» Exercise prompt
Check each line below for "title" and report how many have it, nothing else.

(Figure content listings)
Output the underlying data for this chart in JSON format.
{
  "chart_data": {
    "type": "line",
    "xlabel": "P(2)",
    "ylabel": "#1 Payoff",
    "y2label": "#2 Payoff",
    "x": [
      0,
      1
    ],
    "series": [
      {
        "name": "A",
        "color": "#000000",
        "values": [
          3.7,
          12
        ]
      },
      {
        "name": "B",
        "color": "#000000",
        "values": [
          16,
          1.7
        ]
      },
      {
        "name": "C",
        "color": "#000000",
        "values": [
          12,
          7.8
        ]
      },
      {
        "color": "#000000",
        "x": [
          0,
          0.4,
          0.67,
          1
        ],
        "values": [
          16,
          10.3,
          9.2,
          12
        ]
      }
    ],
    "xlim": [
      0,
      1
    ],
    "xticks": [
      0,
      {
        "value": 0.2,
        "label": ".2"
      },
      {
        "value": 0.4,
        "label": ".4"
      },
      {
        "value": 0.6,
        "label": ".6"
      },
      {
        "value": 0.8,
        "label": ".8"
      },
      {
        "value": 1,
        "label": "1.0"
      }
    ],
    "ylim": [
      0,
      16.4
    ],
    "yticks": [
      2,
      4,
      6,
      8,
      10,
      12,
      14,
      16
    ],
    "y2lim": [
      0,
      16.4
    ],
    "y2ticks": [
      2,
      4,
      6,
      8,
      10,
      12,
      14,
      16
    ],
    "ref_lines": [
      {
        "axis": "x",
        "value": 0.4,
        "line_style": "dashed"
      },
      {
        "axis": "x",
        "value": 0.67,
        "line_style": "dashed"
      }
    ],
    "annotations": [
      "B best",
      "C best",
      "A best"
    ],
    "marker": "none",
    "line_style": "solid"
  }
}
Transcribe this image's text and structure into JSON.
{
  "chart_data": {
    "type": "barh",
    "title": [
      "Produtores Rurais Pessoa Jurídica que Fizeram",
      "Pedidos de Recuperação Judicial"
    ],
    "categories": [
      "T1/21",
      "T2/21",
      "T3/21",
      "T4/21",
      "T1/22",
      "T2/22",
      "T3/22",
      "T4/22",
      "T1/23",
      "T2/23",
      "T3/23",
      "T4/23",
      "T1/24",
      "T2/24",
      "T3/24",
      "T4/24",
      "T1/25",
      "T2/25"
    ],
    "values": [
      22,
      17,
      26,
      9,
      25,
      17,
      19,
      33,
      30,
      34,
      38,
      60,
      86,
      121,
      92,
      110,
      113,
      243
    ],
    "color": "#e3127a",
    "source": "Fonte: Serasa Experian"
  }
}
* * *
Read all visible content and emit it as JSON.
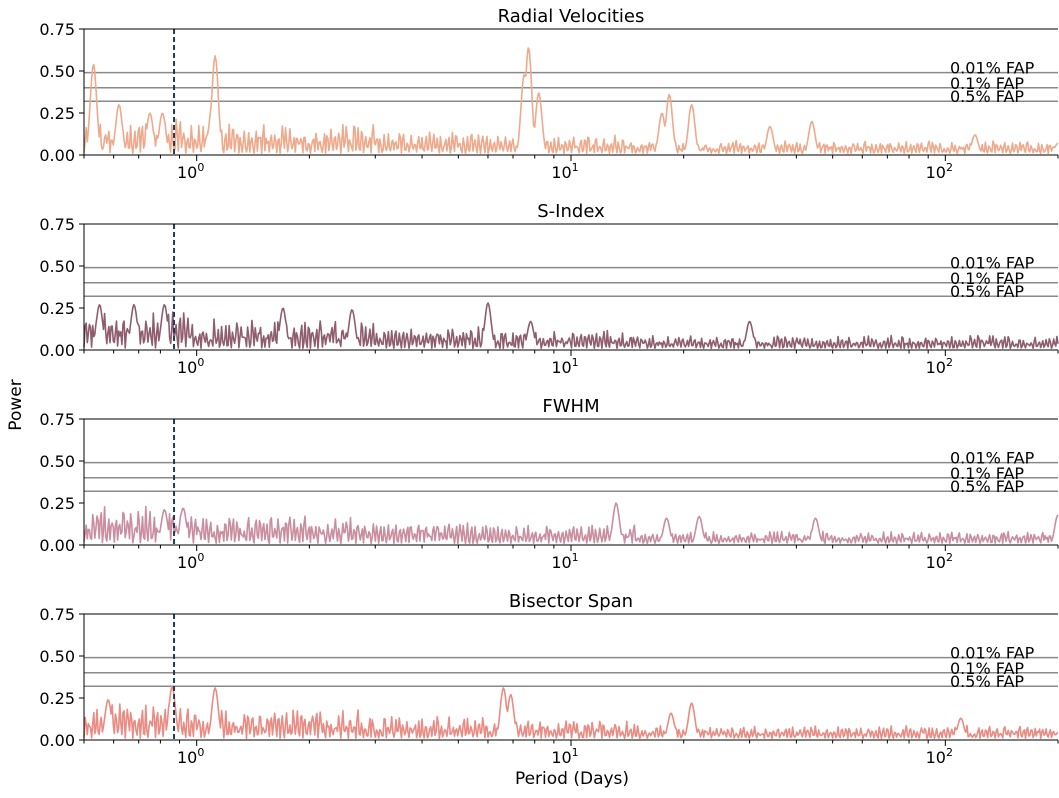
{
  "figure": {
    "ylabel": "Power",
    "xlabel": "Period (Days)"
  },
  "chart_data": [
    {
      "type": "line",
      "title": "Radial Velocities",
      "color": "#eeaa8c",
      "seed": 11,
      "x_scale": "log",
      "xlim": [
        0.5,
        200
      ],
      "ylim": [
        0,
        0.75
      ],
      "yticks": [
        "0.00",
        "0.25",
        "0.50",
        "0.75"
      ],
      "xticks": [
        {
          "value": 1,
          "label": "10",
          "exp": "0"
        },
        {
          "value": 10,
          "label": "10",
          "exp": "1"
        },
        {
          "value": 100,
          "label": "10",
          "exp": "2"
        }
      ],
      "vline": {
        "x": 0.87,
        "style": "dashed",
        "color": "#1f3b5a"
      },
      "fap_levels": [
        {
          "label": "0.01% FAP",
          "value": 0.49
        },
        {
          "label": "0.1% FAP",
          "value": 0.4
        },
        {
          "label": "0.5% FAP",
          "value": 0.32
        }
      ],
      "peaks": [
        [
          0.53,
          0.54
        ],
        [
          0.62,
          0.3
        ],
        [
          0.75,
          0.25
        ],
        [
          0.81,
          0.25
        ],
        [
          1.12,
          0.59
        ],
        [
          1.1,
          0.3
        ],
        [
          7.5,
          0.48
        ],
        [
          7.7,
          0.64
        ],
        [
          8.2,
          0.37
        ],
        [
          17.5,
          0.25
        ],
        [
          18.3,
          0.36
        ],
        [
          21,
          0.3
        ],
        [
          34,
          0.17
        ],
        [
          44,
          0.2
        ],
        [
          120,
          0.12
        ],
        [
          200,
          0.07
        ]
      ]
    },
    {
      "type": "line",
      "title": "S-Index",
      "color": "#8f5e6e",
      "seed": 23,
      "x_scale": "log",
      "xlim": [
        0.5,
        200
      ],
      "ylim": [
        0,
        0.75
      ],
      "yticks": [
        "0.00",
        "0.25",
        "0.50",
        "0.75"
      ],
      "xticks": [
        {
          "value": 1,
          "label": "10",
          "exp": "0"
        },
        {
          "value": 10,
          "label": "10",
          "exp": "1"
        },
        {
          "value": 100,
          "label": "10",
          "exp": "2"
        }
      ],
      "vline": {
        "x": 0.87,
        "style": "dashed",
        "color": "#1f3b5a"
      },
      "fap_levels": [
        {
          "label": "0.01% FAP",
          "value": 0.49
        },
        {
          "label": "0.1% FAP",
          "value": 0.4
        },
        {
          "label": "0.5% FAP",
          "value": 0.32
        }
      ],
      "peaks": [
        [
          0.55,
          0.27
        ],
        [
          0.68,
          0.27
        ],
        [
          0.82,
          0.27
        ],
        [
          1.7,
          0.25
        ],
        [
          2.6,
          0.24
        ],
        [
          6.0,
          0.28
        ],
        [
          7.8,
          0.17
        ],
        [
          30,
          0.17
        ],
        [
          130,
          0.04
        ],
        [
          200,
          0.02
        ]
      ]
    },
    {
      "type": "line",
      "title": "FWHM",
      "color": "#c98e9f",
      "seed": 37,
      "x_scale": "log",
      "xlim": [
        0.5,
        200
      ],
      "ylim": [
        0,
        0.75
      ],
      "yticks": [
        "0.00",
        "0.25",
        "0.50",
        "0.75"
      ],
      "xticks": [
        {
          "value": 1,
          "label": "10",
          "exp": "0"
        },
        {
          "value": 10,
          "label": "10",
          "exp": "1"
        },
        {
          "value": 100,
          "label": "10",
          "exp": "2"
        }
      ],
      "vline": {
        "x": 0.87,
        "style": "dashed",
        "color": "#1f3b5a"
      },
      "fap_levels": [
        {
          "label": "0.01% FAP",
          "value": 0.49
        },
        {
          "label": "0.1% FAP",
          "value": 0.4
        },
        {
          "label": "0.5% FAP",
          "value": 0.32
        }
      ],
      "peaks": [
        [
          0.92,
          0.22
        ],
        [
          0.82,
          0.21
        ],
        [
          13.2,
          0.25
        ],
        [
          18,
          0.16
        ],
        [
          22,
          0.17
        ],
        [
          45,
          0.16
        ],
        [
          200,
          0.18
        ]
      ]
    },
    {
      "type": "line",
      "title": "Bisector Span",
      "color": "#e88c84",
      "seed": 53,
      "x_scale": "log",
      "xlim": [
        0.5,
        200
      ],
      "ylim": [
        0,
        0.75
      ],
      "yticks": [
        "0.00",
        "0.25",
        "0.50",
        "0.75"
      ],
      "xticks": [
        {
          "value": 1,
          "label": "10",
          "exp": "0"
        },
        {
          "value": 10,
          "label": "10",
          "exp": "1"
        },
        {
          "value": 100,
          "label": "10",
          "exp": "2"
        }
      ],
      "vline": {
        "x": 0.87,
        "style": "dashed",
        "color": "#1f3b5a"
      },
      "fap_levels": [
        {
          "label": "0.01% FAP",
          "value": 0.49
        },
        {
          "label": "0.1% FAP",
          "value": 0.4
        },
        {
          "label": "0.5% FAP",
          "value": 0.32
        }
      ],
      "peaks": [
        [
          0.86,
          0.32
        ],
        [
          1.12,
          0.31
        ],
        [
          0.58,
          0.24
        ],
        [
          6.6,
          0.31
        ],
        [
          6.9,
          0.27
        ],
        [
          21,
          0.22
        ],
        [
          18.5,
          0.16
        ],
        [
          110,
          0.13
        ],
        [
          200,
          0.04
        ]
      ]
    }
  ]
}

» Reply to the exercise
5